(Stored data)
· · · ·

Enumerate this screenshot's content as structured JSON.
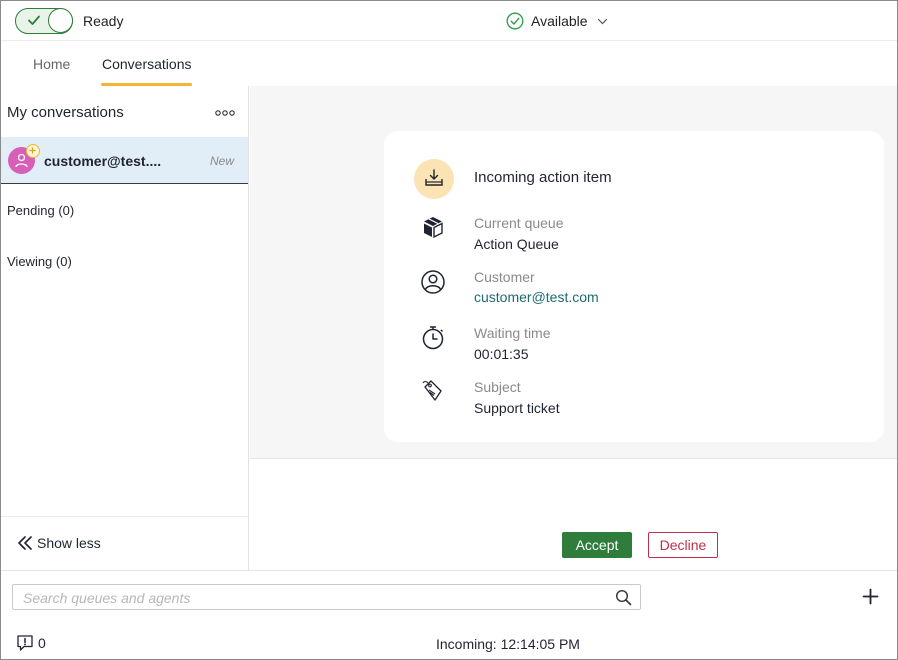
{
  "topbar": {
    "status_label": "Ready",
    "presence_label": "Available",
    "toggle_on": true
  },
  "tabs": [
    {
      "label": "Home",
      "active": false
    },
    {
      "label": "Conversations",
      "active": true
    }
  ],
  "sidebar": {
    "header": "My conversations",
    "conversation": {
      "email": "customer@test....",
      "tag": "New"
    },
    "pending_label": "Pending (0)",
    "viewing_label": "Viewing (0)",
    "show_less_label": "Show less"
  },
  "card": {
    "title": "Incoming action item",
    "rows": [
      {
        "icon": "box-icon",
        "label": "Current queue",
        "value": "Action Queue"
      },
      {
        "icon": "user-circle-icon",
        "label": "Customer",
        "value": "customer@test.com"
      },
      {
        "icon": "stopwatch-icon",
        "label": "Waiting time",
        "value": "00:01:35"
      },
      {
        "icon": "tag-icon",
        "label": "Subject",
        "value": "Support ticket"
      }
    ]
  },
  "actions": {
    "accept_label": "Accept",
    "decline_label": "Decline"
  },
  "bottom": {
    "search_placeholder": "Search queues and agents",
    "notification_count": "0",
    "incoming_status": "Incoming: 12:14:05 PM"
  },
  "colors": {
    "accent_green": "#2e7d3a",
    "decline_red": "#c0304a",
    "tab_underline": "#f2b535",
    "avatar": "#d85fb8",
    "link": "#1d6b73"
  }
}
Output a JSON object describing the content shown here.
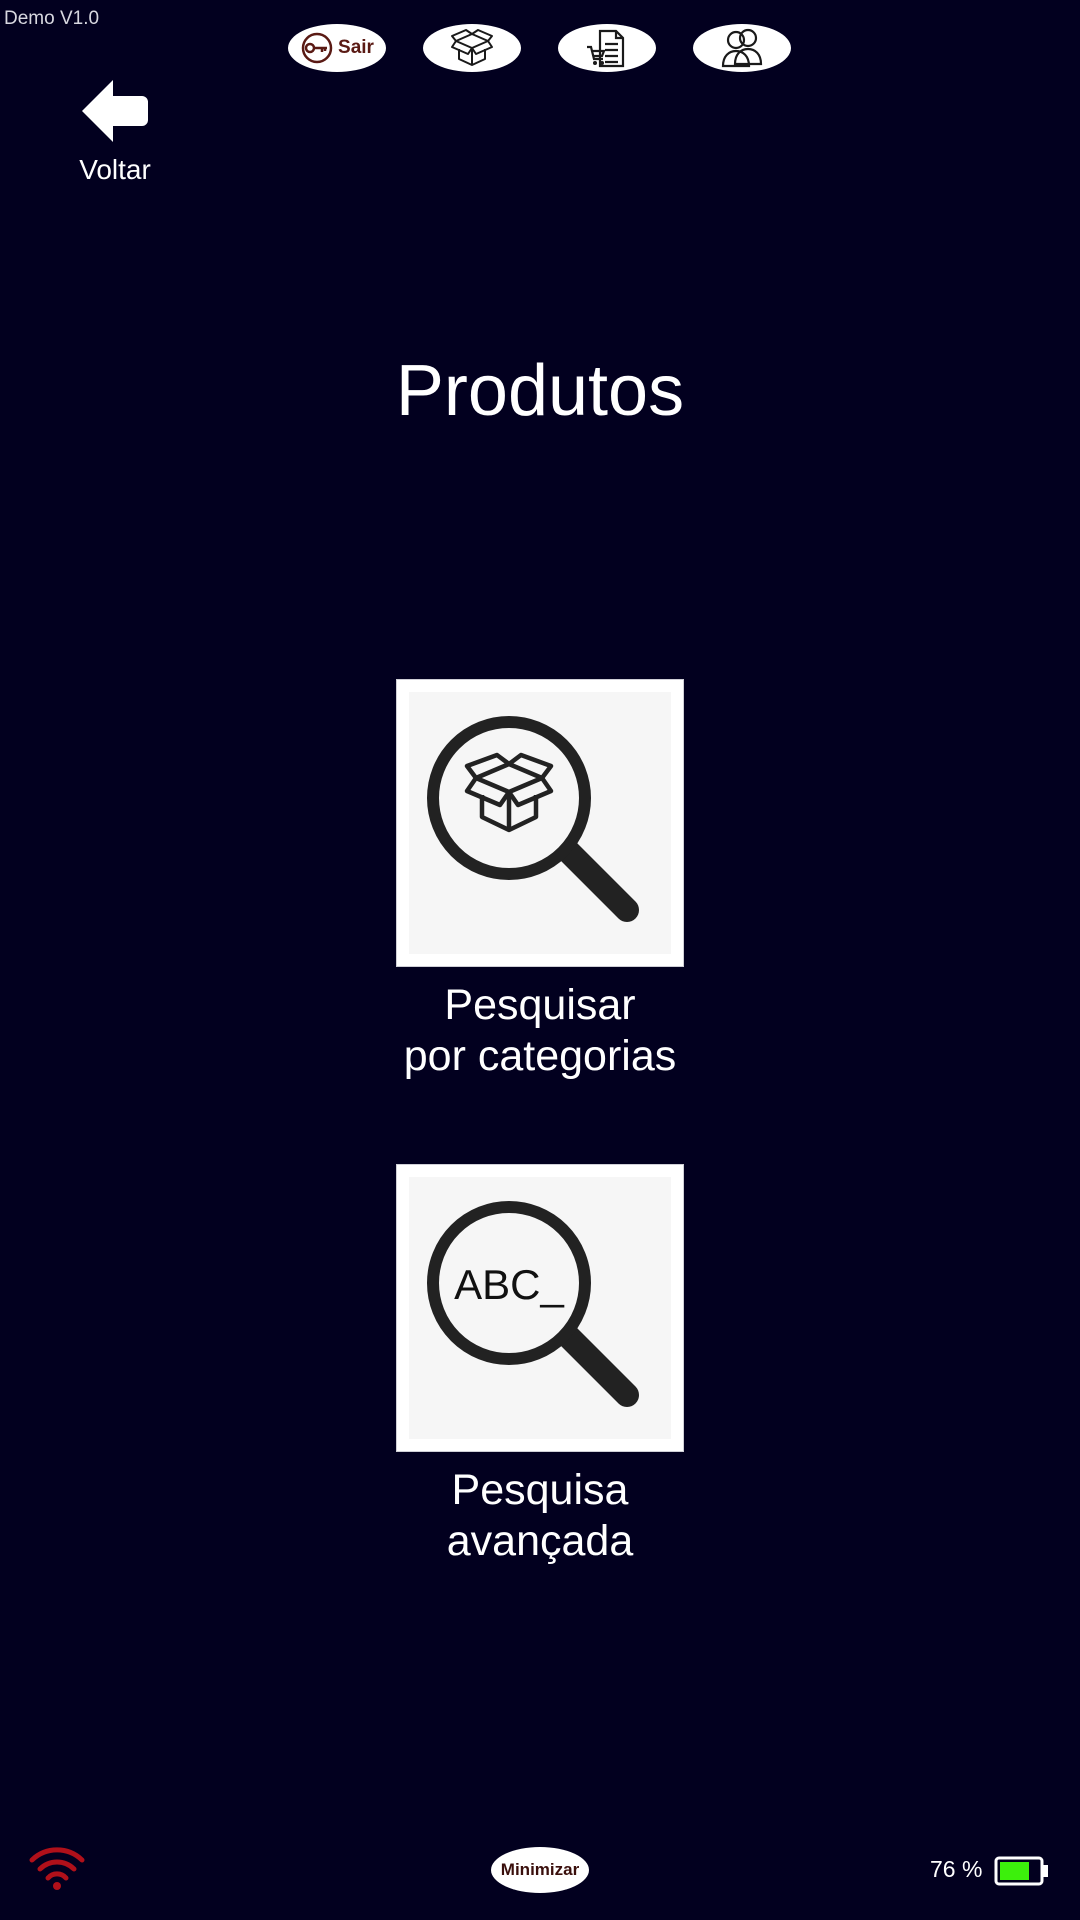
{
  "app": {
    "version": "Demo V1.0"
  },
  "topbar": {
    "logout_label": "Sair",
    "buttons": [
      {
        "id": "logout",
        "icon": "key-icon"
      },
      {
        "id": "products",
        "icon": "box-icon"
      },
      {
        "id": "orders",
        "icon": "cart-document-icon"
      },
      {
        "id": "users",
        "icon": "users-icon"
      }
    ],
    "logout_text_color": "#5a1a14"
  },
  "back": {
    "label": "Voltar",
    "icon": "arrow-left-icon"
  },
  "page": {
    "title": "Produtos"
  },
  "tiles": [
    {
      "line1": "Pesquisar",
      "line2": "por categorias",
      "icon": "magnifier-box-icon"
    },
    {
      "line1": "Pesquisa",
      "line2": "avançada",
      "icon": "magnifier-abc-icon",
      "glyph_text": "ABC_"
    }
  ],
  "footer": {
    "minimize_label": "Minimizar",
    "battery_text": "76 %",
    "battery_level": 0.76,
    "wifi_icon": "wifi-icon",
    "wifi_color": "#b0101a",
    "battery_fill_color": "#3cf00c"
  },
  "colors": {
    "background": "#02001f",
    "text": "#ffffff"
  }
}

· · · ·

Copy the listing word for word, excluding its pictures.

Enumerate this screenshot's content as structured JSON.
{
  "topbar": {
    "status_label": "Ready",
    "presence_label": "Available",
    "toggle_on": true
  },
  "tabs": [
    {
      "label": "Home",
      "active": false
    },
    {
      "label": "Conversations",
      "active": true
    }
  ],
  "sidebar": {
    "header": "My conversations",
    "conversation": {
      "email": "customer@test....",
      "tag": "New"
    },
    "pending_label": "Pending (0)",
    "viewing_label": "Viewing (0)",
    "show_less_label": "Show less"
  },
  "card": {
    "title": "Incoming action item",
    "rows": [
      {
        "icon": "box-icon",
        "label": "Current queue",
        "value": "Action Queue"
      },
      {
        "icon": "user-circle-icon",
        "label": "Customer",
        "value": "customer@test.com"
      },
      {
        "icon": "stopwatch-icon",
        "label": "Waiting time",
        "value": "00:01:35"
      },
      {
        "icon": "tag-icon",
        "label": "Subject",
        "value": "Support ticket"
      }
    ]
  },
  "actions": {
    "accept_label": "Accept",
    "decline_label": "Decline"
  },
  "bottom": {
    "search_placeholder": "Search queues and agents",
    "notification_count": "0",
    "incoming_status": "Incoming: 12:14:05 PM"
  },
  "colors": {
    "accent_green": "#2e7d3a",
    "decline_red": "#c0304a",
    "tab_underline": "#f2b535",
    "avatar": "#d85fb8",
    "link": "#1d6b73"
  }
}
Output a JSON object describing the content shown here.
{
  "app": {
    "version": "Demo V1.0"
  },
  "topbar": {
    "logout_label": "Sair",
    "buttons": [
      {
        "id": "logout",
        "icon": "key-icon"
      },
      {
        "id": "products",
        "icon": "box-icon"
      },
      {
        "id": "orders",
        "icon": "cart-document-icon"
      },
      {
        "id": "users",
        "icon": "users-icon"
      }
    ],
    "logout_text_color": "#5a1a14"
  },
  "back": {
    "label": "Voltar",
    "icon": "arrow-left-icon"
  },
  "page": {
    "title": "Produtos"
  },
  "tiles": [
    {
      "line1": "Pesquisar",
      "line2": "por categorias",
      "icon": "magnifier-box-icon"
    },
    {
      "line1": "Pesquisa",
      "line2": "avançada",
      "icon": "magnifier-abc-icon",
      "glyph_text": "ABC_"
    }
  ],
  "footer": {
    "minimize_label": "Minimizar",
    "battery_text": "76 %",
    "battery_level": 0.76,
    "wifi_icon": "wifi-icon",
    "wifi_color": "#b0101a",
    "battery_fill_color": "#3cf00c"
  },
  "colors": {
    "background": "#02001f",
    "text": "#ffffff"
  }
}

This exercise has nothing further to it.